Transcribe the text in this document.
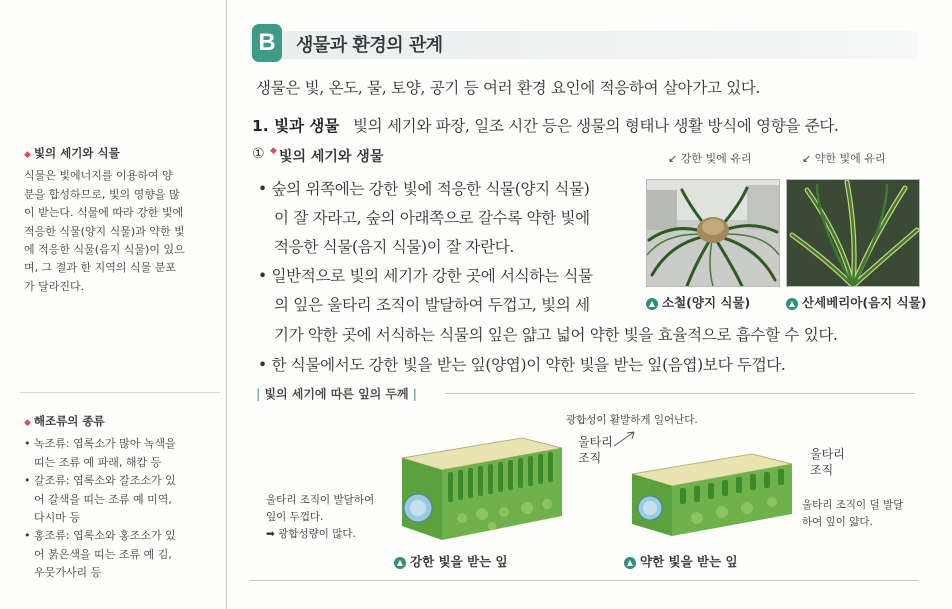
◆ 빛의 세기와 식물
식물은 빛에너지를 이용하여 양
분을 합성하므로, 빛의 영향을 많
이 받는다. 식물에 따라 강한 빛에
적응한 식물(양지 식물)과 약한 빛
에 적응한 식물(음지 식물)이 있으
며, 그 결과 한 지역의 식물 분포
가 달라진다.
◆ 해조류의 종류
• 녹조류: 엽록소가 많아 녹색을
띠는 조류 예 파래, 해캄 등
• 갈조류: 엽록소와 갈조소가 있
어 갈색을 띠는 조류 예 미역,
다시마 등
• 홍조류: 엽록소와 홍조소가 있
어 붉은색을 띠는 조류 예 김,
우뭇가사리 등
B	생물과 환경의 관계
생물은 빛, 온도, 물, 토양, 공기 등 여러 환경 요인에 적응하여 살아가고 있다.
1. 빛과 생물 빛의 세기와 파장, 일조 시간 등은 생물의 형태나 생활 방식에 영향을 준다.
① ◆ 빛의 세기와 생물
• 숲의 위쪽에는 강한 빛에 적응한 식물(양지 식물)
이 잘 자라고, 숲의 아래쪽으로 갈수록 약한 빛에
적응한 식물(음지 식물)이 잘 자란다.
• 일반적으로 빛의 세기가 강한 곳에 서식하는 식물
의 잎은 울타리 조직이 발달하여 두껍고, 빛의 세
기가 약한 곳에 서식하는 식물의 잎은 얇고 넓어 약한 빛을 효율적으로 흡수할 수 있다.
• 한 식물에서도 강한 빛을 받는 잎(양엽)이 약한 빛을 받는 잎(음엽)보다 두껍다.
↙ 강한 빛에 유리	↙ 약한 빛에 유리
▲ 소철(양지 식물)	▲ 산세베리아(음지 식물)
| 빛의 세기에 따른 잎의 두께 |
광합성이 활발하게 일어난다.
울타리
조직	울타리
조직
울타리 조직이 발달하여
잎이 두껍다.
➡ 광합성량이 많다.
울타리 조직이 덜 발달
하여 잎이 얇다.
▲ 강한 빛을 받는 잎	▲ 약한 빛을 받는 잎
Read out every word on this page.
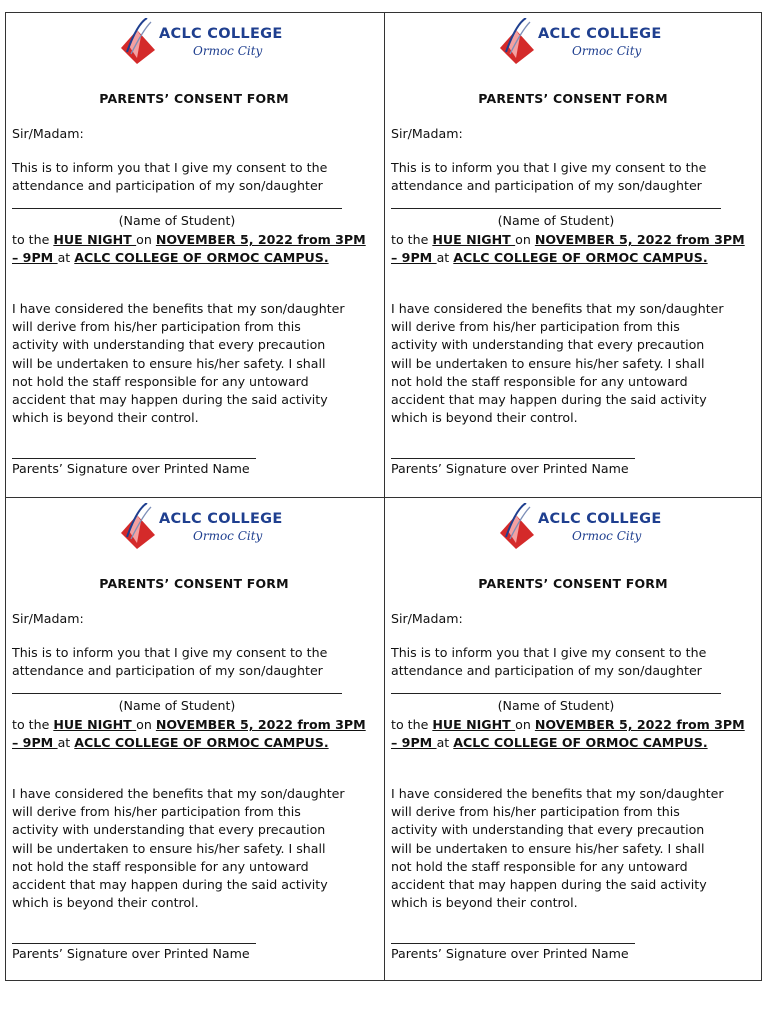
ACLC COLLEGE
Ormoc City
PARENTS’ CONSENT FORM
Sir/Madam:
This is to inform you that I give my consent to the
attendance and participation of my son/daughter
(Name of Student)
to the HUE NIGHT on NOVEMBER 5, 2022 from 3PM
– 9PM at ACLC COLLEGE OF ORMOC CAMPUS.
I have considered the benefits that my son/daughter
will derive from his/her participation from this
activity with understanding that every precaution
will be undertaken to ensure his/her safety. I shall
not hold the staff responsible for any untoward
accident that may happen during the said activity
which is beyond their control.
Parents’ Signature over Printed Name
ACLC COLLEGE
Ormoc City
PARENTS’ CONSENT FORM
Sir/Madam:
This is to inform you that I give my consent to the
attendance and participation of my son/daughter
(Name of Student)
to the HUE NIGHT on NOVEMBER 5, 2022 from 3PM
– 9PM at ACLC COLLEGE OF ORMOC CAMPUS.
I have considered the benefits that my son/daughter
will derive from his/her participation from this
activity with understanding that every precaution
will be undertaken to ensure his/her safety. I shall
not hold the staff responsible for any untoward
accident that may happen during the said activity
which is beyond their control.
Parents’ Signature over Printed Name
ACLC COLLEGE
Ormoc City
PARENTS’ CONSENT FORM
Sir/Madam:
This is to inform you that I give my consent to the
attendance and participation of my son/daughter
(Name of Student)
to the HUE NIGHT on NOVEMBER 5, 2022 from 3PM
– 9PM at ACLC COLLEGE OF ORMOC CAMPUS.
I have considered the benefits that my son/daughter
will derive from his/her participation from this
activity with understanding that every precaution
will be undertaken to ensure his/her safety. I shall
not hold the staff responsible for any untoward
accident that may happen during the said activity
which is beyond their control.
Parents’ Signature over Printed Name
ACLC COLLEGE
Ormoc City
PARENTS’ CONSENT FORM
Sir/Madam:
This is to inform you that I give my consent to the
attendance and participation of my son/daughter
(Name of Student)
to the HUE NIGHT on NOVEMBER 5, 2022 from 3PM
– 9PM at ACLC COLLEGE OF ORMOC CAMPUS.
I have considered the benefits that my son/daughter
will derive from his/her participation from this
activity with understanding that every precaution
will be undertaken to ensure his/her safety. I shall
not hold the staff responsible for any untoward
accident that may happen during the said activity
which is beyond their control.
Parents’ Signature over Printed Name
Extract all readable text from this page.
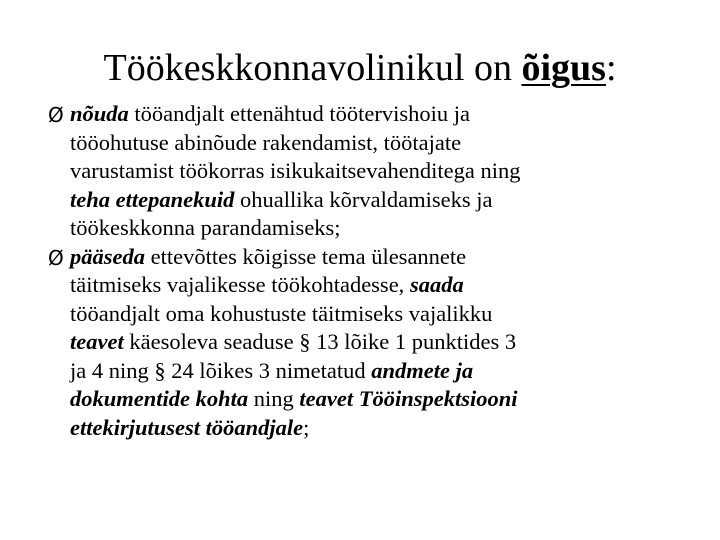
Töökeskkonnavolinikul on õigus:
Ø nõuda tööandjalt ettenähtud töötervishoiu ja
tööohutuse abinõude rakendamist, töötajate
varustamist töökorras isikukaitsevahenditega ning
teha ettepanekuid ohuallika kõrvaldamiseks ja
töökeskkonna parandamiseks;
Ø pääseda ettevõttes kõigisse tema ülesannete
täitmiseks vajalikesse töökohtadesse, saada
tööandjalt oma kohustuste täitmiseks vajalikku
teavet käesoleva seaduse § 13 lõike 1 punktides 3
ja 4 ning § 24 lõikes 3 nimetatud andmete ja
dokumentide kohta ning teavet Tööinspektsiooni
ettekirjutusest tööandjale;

Your instructions: Reproduce the whole listing exactly, but not the images in it.

Answer to the task:
Transcribe the text in this document.
◆ 빛의 세기와 식물
식물은 빛에너지를 이용하여 양
분을 합성하므로, 빛의 영향을 많
이 받는다. 식물에 따라 강한 빛에
적응한 식물(양지 식물)과 약한 빛
에 적응한 식물(음지 식물)이 있으
며, 그 결과 한 지역의 식물 분포
가 달라진다.
◆ 해조류의 종류
• 녹조류: 엽록소가 많아 녹색을
띠는 조류 예 파래, 해캄 등
• 갈조류: 엽록소와 갈조소가 있
어 갈색을 띠는 조류 예 미역,
다시마 등
• 홍조류: 엽록소와 홍조소가 있
어 붉은색을 띠는 조류 예 김,
우뭇가사리 등
B	생물과 환경의 관계
생물은 빛, 온도, 물, 토양, 공기 등 여러 환경 요인에 적응하여 살아가고 있다.
1. 빛과 생물 빛의 세기와 파장, 일조 시간 등은 생물의 형태나 생활 방식에 영향을 준다.
① ◆ 빛의 세기와 생물
• 숲의 위쪽에는 강한 빛에 적응한 식물(양지 식물)
이 잘 자라고, 숲의 아래쪽으로 갈수록 약한 빛에
적응한 식물(음지 식물)이 잘 자란다.
• 일반적으로 빛의 세기가 강한 곳에 서식하는 식물
의 잎은 울타리 조직이 발달하여 두껍고, 빛의 세
기가 약한 곳에 서식하는 식물의 잎은 얇고 넓어 약한 빛을 효율적으로 흡수할 수 있다.
• 한 식물에서도 강한 빛을 받는 잎(양엽)이 약한 빛을 받는 잎(음엽)보다 두껍다.
↙ 강한 빛에 유리	↙ 약한 빛에 유리
▲ 소철(양지 식물)	▲ 산세베리아(음지 식물)
| 빛의 세기에 따른 잎의 두께 |
광합성이 활발하게 일어난다.
울타리
조직	울타리
조직
울타리 조직이 발달하여
잎이 두껍다.
➡ 광합성량이 많다.
울타리 조직이 덜 발달
하여 잎이 얇다.
▲ 강한 빛을 받는 잎	▲ 약한 빛을 받는 잎
Read out every word on this page.
ACLC COLLEGE
Ormoc City
PARENTS’ CONSENT FORM
Sir/Madam:
This is to inform you that I give my consent to the
attendance and participation of my son/daughter
(Name of Student)
to the HUE NIGHT on NOVEMBER 5, 2022 from 3PM
– 9PM at ACLC COLLEGE OF ORMOC CAMPUS.
I have considered the benefits that my son/daughter
will derive from his/her participation from this
activity with understanding that every precaution
will be undertaken to ensure his/her safety. I shall
not hold the staff responsible for any untoward
accident that may happen during the said activity
which is beyond their control.
Parents’ Signature over Printed Name
ACLC COLLEGE
Ormoc City
PARENTS’ CONSENT FORM
Sir/Madam:
This is to inform you that I give my consent to the
attendance and participation of my son/daughter
(Name of Student)
to the HUE NIGHT on NOVEMBER 5, 2022 from 3PM
– 9PM at ACLC COLLEGE OF ORMOC CAMPUS.
I have considered the benefits that my son/daughter
will derive from his/her participation from this
activity with understanding that every precaution
will be undertaken to ensure his/her safety. I shall
not hold the staff responsible for any untoward
accident that may happen during the said activity
which is beyond their control.
Parents’ Signature over Printed Name
ACLC COLLEGE
Ormoc City
PARENTS’ CONSENT FORM
Sir/Madam:
This is to inform you that I give my consent to the
attendance and participation of my son/daughter
(Name of Student)
to the HUE NIGHT on NOVEMBER 5, 2022 from 3PM
– 9PM at ACLC COLLEGE OF ORMOC CAMPUS.
I have considered the benefits that my son/daughter
will derive from his/her participation from this
activity with understanding that every precaution
will be undertaken to ensure his/her safety. I shall
not hold the staff responsible for any untoward
accident that may happen during the said activity
which is beyond their control.
Parents’ Signature over Printed Name
ACLC COLLEGE
Ormoc City
PARENTS’ CONSENT FORM
Sir/Madam:
This is to inform you that I give my consent to the
attendance and participation of my son/daughter
(Name of Student)
to the HUE NIGHT on NOVEMBER 5, 2022 from 3PM
– 9PM at ACLC COLLEGE OF ORMOC CAMPUS.
I have considered the benefits that my son/daughter
will derive from his/her participation from this
activity with understanding that every precaution
will be undertaken to ensure his/her safety. I shall
not hold the staff responsible for any untoward
accident that may happen during the said activity
which is beyond their control.
Parents’ Signature over Printed Name
Extract all readable text from this page.
Töökeskkonnavolinikul on õigus:
Ø nõuda tööandjalt ettenähtud töötervishoiu ja
tööohutuse abinõude rakendamist, töötajate
varustamist töökorras isikukaitsevahenditega ning
teha ettepanekuid ohuallika kõrvaldamiseks ja
töökeskkonna parandamiseks;
Ø pääseda ettevõttes kõigisse tema ülesannete
täitmiseks vajalikesse töökohtadesse, saada
tööandjalt oma kohustuste täitmiseks vajalikku
teavet käesoleva seaduse § 13 lõike 1 punktides 3
ja 4 ning § 24 lõikes 3 nimetatud andmete ja
dokumentide kohta ning teavet Tööinspektsiooni
ettekirjutusest tööandjale;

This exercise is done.